[start]
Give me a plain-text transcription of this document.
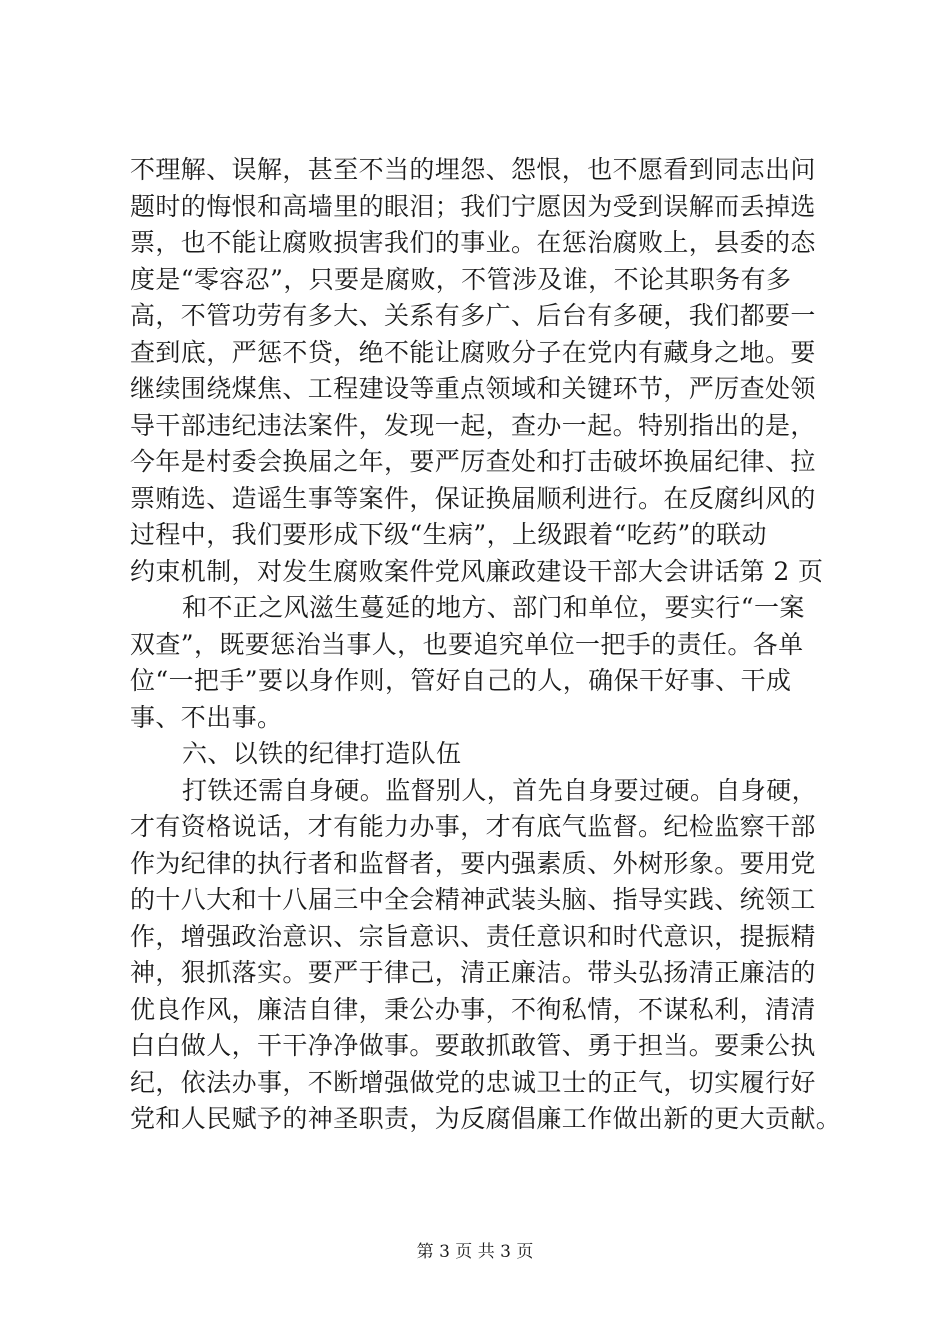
不理解、误解，甚至不当的埋怨、怨恨，也不愿看到同志出问
题时的悔恨和高墙里的眼泪；我们宁愿因为受到误解而丢掉选
票，也不能让腐败损害我们的事业。在惩治腐败上，县委的态
度是“零容忍”，只要是腐败，不管涉及谁，不论其职务有多
高，不管功劳有多大、关系有多广、后台有多硬，我们都要一
查到底，严惩不贷，绝不能让腐败分子在党内有藏身之地。要
继续围绕煤焦、工程建设等重点领域和关键环节，严厉查处领
导干部违纪违法案件，发现一起，查办一起。特别指出的是，
今年是村委会换届之年，要严厉查处和打击破坏换届纪律、拉
票贿选、造谣生事等案件，保证换届顺利进行。在反腐纠风的
过程中，我们要形成下级“生病”，上级跟着“吃药”的联动
约束机制，对发生腐败案件党风廉政建设干部大会讲话第 2 页
和不正之风滋生蔓延的地方、部门和单位，要实行“一案
双查”，既要惩治当事人，也要追究单位一把手的责任。各单
位“一把手”要以身作则，管好自己的人，确保干好事、干成
事、不出事。
六、以铁的纪律打造队伍
打铁还需自身硬。监督别人，首先自身要过硬。自身硬，
才有资格说话，才有能力办事，才有底气监督。纪检监察干部
作为纪律的执行者和监督者，要内强素质、外树形象。要用党
的十八大和十八届三中全会精神武装头脑、指导实践、统领工
作，增强政治意识、宗旨意识、责任意识和时代意识，提振精
神，狠抓落实。要严于律己，清正廉洁。带头弘扬清正廉洁的
优良作风，廉洁自律，秉公办事，不徇私情，不谋私利，清清
白白做人，干干净净做事。要敢抓敢管、勇于担当。要秉公执
纪，依法办事，不断增强做党的忠诚卫士的正气，切实履行好
党和人民赋予的神圣职责，为反腐倡廉工作做出新的更大贡献。
第 3 页 共 3 页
[end]
[Work to complete]
Exclude the pictures, and transcribe all of the material exactly.

[Exercise result]
Give me a plain-text transcription of this document.
不理解、误解，甚至不当的埋怨、怨恨，也不愿看到同志出问
题时的悔恨和高墙里的眼泪；我们宁愿因为受到误解而丢掉选
票，也不能让腐败损害我们的事业。在惩治腐败上，县委的态
度是“零容忍”，只要是腐败，不管涉及谁，不论其职务有多
高，不管功劳有多大、关系有多广、后台有多硬，我们都要一
查到底，严惩不贷，绝不能让腐败分子在党内有藏身之地。要
继续围绕煤焦、工程建设等重点领域和关键环节，严厉查处领
导干部违纪违法案件，发现一起，查办一起。特别指出的是，
今年是村委会换届之年，要严厉查处和打击破坏换届纪律、拉
票贿选、造谣生事等案件，保证换届顺利进行。在反腐纠风的
过程中，我们要形成下级“生病”，上级跟着“吃药”的联动
约束机制，对发生腐败案件党风廉政建设干部大会讲话第 2 页
和不正之风滋生蔓延的地方、部门和单位，要实行“一案
双查”，既要惩治当事人，也要追究单位一把手的责任。各单
位“一把手”要以身作则，管好自己的人，确保干好事、干成
事、不出事。
六、以铁的纪律打造队伍
打铁还需自身硬。监督别人，首先自身要过硬。自身硬，
才有资格说话，才有能力办事，才有底气监督。纪检监察干部
作为纪律的执行者和监督者，要内强素质、外树形象。要用党
的十八大和十八届三中全会精神武装头脑、指导实践、统领工
作，增强政治意识、宗旨意识、责任意识和时代意识，提振精
神，狠抓落实。要严于律己，清正廉洁。带头弘扬清正廉洁的
优良作风，廉洁自律，秉公办事，不徇私情，不谋私利，清清
白白做人，干干净净做事。要敢抓敢管、勇于担当。要秉公执
纪，依法办事，不断增强做党的忠诚卫士的正气，切实履行好
党和人民赋予的神圣职责，为反腐倡廉工作做出新的更大贡献。
第 3 页 共 3 页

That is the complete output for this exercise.